§ **Work to do**
Across the entries, how many lines have the string "from" in them? Reply with only a number.
-- start Data --
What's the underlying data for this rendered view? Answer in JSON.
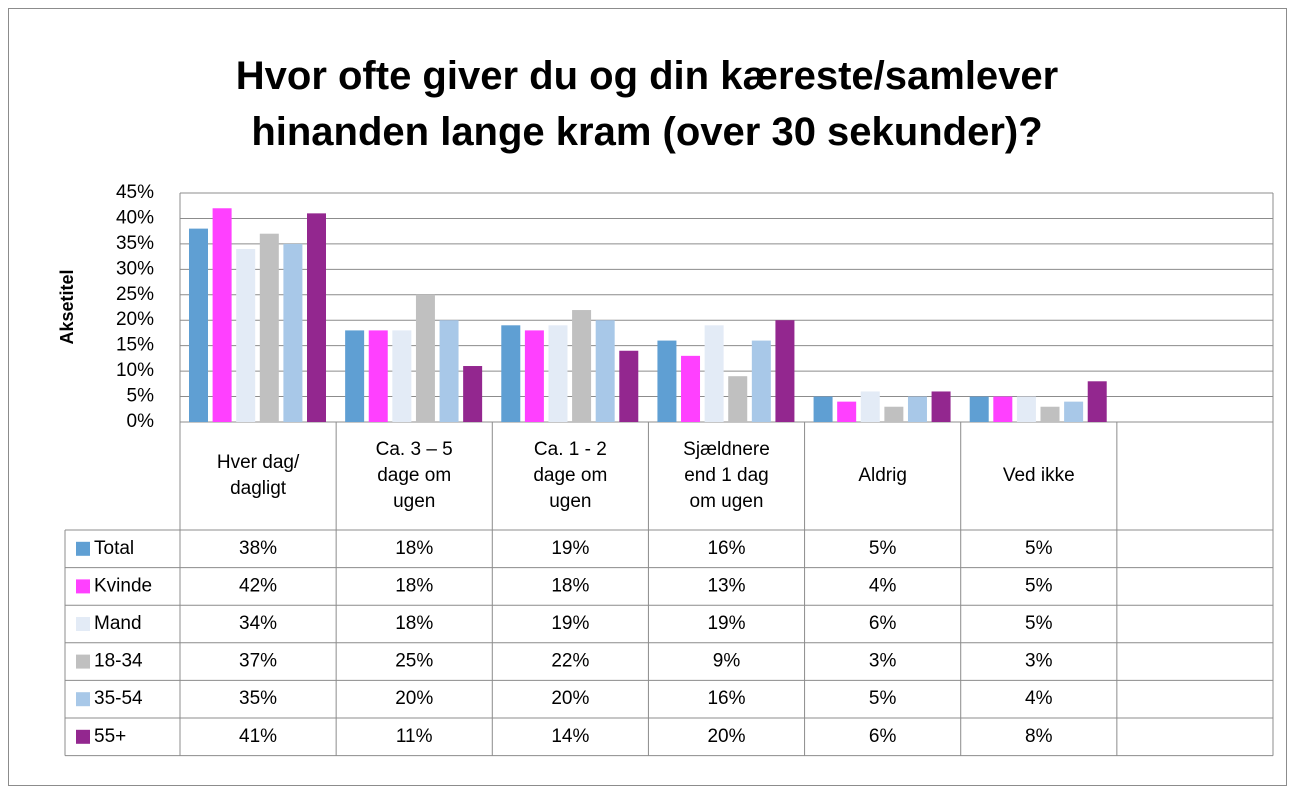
{
  "chart_data": {
    "type": "bar",
    "title": "Hvor ofte giver du og din kæreste/samlever hinanden lange kram (over 30 sekunder)?",
    "y_label": "Aksetitel",
    "categories": [
      "Hver dag/ dagligt",
      "Ca. 3 – 5 dage om ugen",
      "Ca. 1 - 2 dage om ugen",
      "Sjældnere end 1 dag om ugen",
      "Aldrig",
      "Ved ikke",
      null
    ],
    "series": [
      {
        "name": "Total",
        "color": "#5f9fd3",
        "values": [
          38,
          18,
          19,
          16,
          5,
          5,
          null
        ],
        "value_labels": [
          "38%",
          "18%",
          "19%",
          "16%",
          "5%",
          "5%",
          null
        ]
      },
      {
        "name": "Kvinde",
        "color": "#ff40ff",
        "values": [
          42,
          18,
          18,
          13,
          4,
          5,
          null
        ],
        "value_labels": [
          "42%",
          "18%",
          "18%",
          "13%",
          "4%",
          "5%",
          null
        ]
      },
      {
        "name": "Mand",
        "color": "#e3ebf6",
        "values": [
          34,
          18,
          19,
          19,
          6,
          5,
          null
        ],
        "value_labels": [
          "34%",
          "18%",
          "19%",
          "19%",
          "6%",
          "5%",
          null
        ]
      },
      {
        "name": "18-34",
        "color": "#c0c0c0",
        "values": [
          37,
          25,
          22,
          9,
          3,
          3,
          null
        ],
        "value_labels": [
          "37%",
          "25%",
          "22%",
          "9%",
          "3%",
          "3%",
          null
        ]
      },
      {
        "name": "35-54",
        "color": "#a8c8e8",
        "values": [
          35,
          20,
          20,
          16,
          5,
          4,
          null
        ],
        "value_labels": [
          "35%",
          "20%",
          "20%",
          "16%",
          "5%",
          "4%",
          null
        ]
      },
      {
        "name": "55+",
        "color": "#93278f",
        "values": [
          41,
          11,
          14,
          20,
          6,
          8,
          null
        ],
        "value_labels": [
          "41%",
          "11%",
          "14%",
          "20%",
          "6%",
          "8%",
          null
        ]
      }
    ],
    "ylim": [
      0,
      45
    ],
    "yticks": [
      {
        "value": 0,
        "label": "0%"
      },
      {
        "value": 5,
        "label": "5%"
      },
      {
        "value": 10,
        "label": "10%"
      },
      {
        "value": 15,
        "label": "15%"
      },
      {
        "value": 20,
        "label": "20%"
      },
      {
        "value": 25,
        "label": "25%"
      },
      {
        "value": 30,
        "label": "30%"
      },
      {
        "value": 35,
        "label": "35%"
      },
      {
        "value": 40,
        "label": "40%"
      },
      {
        "value": 45,
        "label": "45%"
      }
    ],
    "grid": true
  }
}
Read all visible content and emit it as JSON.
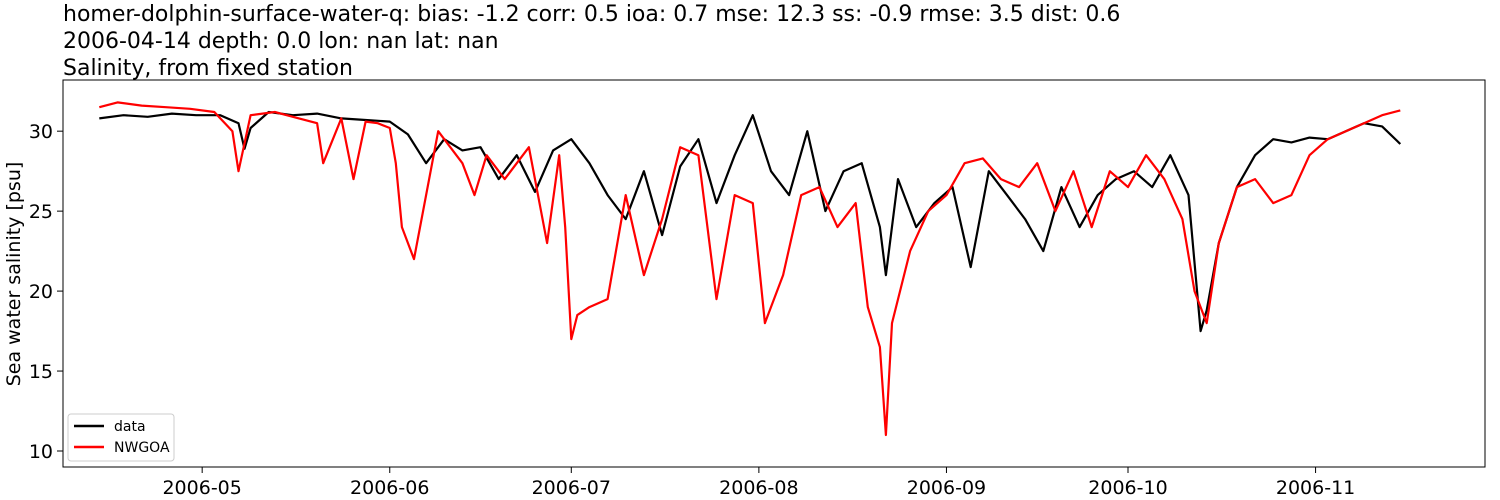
{
  "figure": {
    "title_lines": [
      "homer-dolphin-surface-water-q: bias: -1.2  corr: 0.5  ioa: 0.7  mse: 12.3  ss: -0.9  rmse: 3.5  dist: 0.6",
      "2006-04-14 depth: 0.0 lon: nan lat: nan",
      "Salinity, from fixed station"
    ]
  },
  "chart_data": {
    "type": "line",
    "title": "homer-dolphin-surface-water-q: bias: -1.2  corr: 0.5  ioa: 0.7  mse: 12.3  ss: -0.9  rmse: 3.5  dist: 0.6",
    "subtitle": "2006-04-14 depth: 0.0 lon: nan lat: nan / Salinity, from fixed station",
    "xlabel": "",
    "ylabel": "Sea water salinity [psu]",
    "x_is_date": true,
    "xlim": [
      "2006-04-08",
      "2006-11-29"
    ],
    "ylim": [
      9.0,
      33.2
    ],
    "xticks": [
      "2006-05",
      "2006-06",
      "2006-07",
      "2006-08",
      "2006-09",
      "2006-10",
      "2006-11"
    ],
    "xtick_dates": [
      "2006-05-01",
      "2006-06-01",
      "2006-07-01",
      "2006-08-01",
      "2006-09-01",
      "2006-10-01",
      "2006-11-01"
    ],
    "yticks": [
      10,
      15,
      20,
      25,
      30
    ],
    "grid": false,
    "legend_position": "lower-left",
    "series": [
      {
        "name": "data",
        "color": "#000000",
        "x": [
          "2006-04-14",
          "2006-04-18",
          "2006-04-22",
          "2006-04-26",
          "2006-04-30",
          "2006-05-04",
          "2006-05-07",
          "2006-05-08",
          "2006-05-09",
          "2006-05-12",
          "2006-05-16",
          "2006-05-20",
          "2006-05-24",
          "2006-05-28",
          "2006-06-01",
          "2006-06-04",
          "2006-06-07",
          "2006-06-10",
          "2006-06-13",
          "2006-06-16",
          "2006-06-19",
          "2006-06-22",
          "2006-06-25",
          "2006-06-28",
          "2006-07-01",
          "2006-07-04",
          "2006-07-07",
          "2006-07-10",
          "2006-07-13",
          "2006-07-16",
          "2006-07-19",
          "2006-07-22",
          "2006-07-25",
          "2006-07-28",
          "2006-07-31",
          "2006-08-03",
          "2006-08-06",
          "2006-08-09",
          "2006-08-12",
          "2006-08-15",
          "2006-08-18",
          "2006-08-21",
          "2006-08-22",
          "2006-08-24",
          "2006-08-27",
          "2006-08-30",
          "2006-09-02",
          "2006-09-05",
          "2006-09-08",
          "2006-09-11",
          "2006-09-14",
          "2006-09-17",
          "2006-09-20",
          "2006-09-23",
          "2006-09-26",
          "2006-09-29",
          "2006-10-02",
          "2006-10-05",
          "2006-10-08",
          "2006-10-11",
          "2006-10-13",
          "2006-10-14",
          "2006-10-16",
          "2006-10-19",
          "2006-10-22",
          "2006-10-25",
          "2006-10-28",
          "2006-10-31",
          "2006-11-03",
          "2006-11-06",
          "2006-11-09",
          "2006-11-12",
          "2006-11-15"
        ],
        "values": [
          30.8,
          31.0,
          30.9,
          31.1,
          31.0,
          31.0,
          30.5,
          28.9,
          30.2,
          31.2,
          31.0,
          31.1,
          30.8,
          30.7,
          30.6,
          29.8,
          28.0,
          29.5,
          28.8,
          29.0,
          27.0,
          28.5,
          26.2,
          28.8,
          29.5,
          28.0,
          26.0,
          24.5,
          27.5,
          23.5,
          27.8,
          29.5,
          25.5,
          28.5,
          31.0,
          27.5,
          26.0,
          30.0,
          25.0,
          27.5,
          28.0,
          24.0,
          21.0,
          27.0,
          24.0,
          25.5,
          26.5,
          21.5,
          27.5,
          26.0,
          24.5,
          22.5,
          26.5,
          24.0,
          26.0,
          27.0,
          27.5,
          26.5,
          28.5,
          26.0,
          17.5,
          18.8,
          23.0,
          26.5,
          28.5,
          29.5,
          29.3,
          29.6,
          29.5,
          30.0,
          30.5,
          30.3,
          29.2
        ]
      },
      {
        "name": "NWGOA",
        "color": "#ff0000",
        "x": [
          "2006-04-14",
          "2006-04-17",
          "2006-04-21",
          "2006-04-25",
          "2006-04-29",
          "2006-05-03",
          "2006-05-06",
          "2006-05-07",
          "2006-05-09",
          "2006-05-13",
          "2006-05-17",
          "2006-05-20",
          "2006-05-21",
          "2006-05-24",
          "2006-05-26",
          "2006-05-28",
          "2006-05-30",
          "2006-06-01",
          "2006-06-02",
          "2006-06-03",
          "2006-06-05",
          "2006-06-09",
          "2006-06-13",
          "2006-06-15",
          "2006-06-17",
          "2006-06-20",
          "2006-06-24",
          "2006-06-27",
          "2006-06-29",
          "2006-06-30",
          "2006-07-01",
          "2006-07-02",
          "2006-07-04",
          "2006-07-07",
          "2006-07-10",
          "2006-07-13",
          "2006-07-16",
          "2006-07-19",
          "2006-07-22",
          "2006-07-25",
          "2006-07-28",
          "2006-07-31",
          "2006-08-02",
          "2006-08-05",
          "2006-08-08",
          "2006-08-11",
          "2006-08-14",
          "2006-08-17",
          "2006-08-19",
          "2006-08-21",
          "2006-08-22",
          "2006-08-23",
          "2006-08-26",
          "2006-08-29",
          "2006-09-01",
          "2006-09-04",
          "2006-09-07",
          "2006-09-10",
          "2006-09-13",
          "2006-09-16",
          "2006-09-19",
          "2006-09-22",
          "2006-09-25",
          "2006-09-28",
          "2006-10-01",
          "2006-10-04",
          "2006-10-07",
          "2006-10-10",
          "2006-10-12",
          "2006-10-14",
          "2006-10-16",
          "2006-10-19",
          "2006-10-22",
          "2006-10-25",
          "2006-10-28",
          "2006-10-31",
          "2006-11-03",
          "2006-11-06",
          "2006-11-09",
          "2006-11-12",
          "2006-11-15"
        ],
        "values": [
          31.5,
          31.8,
          31.6,
          31.5,
          31.4,
          31.2,
          30.0,
          27.5,
          31.0,
          31.2,
          30.8,
          30.5,
          28.0,
          30.8,
          27.0,
          30.6,
          30.5,
          30.2,
          28.0,
          24.0,
          22.0,
          30.0,
          28.0,
          26.0,
          28.5,
          27.0,
          29.0,
          23.0,
          28.5,
          24.0,
          17.0,
          18.5,
          19.0,
          19.5,
          26.0,
          21.0,
          24.5,
          29.0,
          28.5,
          19.5,
          26.0,
          25.5,
          18.0,
          21.0,
          26.0,
          26.5,
          24.0,
          25.5,
          19.0,
          16.5,
          11.0,
          18.0,
          22.5,
          25.0,
          26.0,
          28.0,
          28.3,
          27.0,
          26.5,
          28.0,
          25.0,
          27.5,
          24.0,
          27.5,
          26.5,
          28.5,
          27.0,
          24.5,
          20.0,
          18.0,
          23.0,
          26.5,
          27.0,
          25.5,
          26.0,
          28.5,
          29.5,
          30.0,
          30.5,
          31.0,
          31.3
        ]
      }
    ]
  }
}
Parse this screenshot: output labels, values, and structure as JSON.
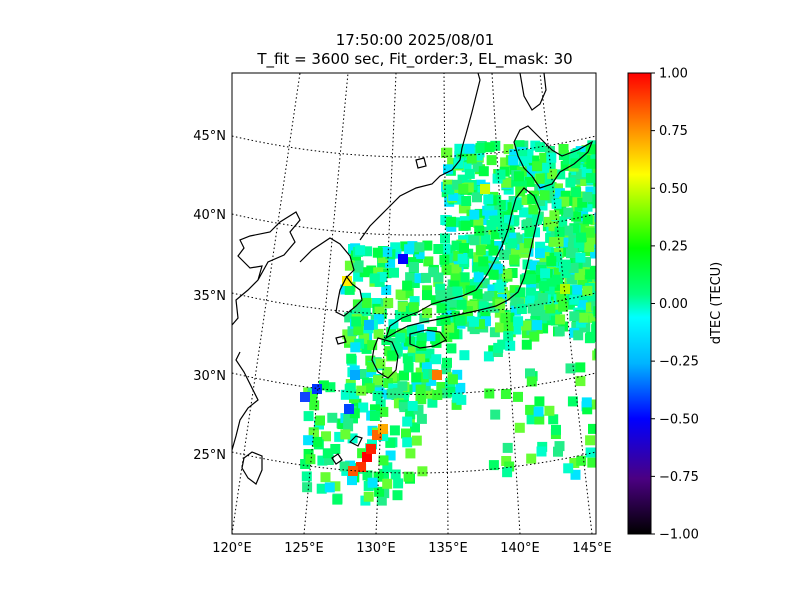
-- end Data --
§ **The result**
2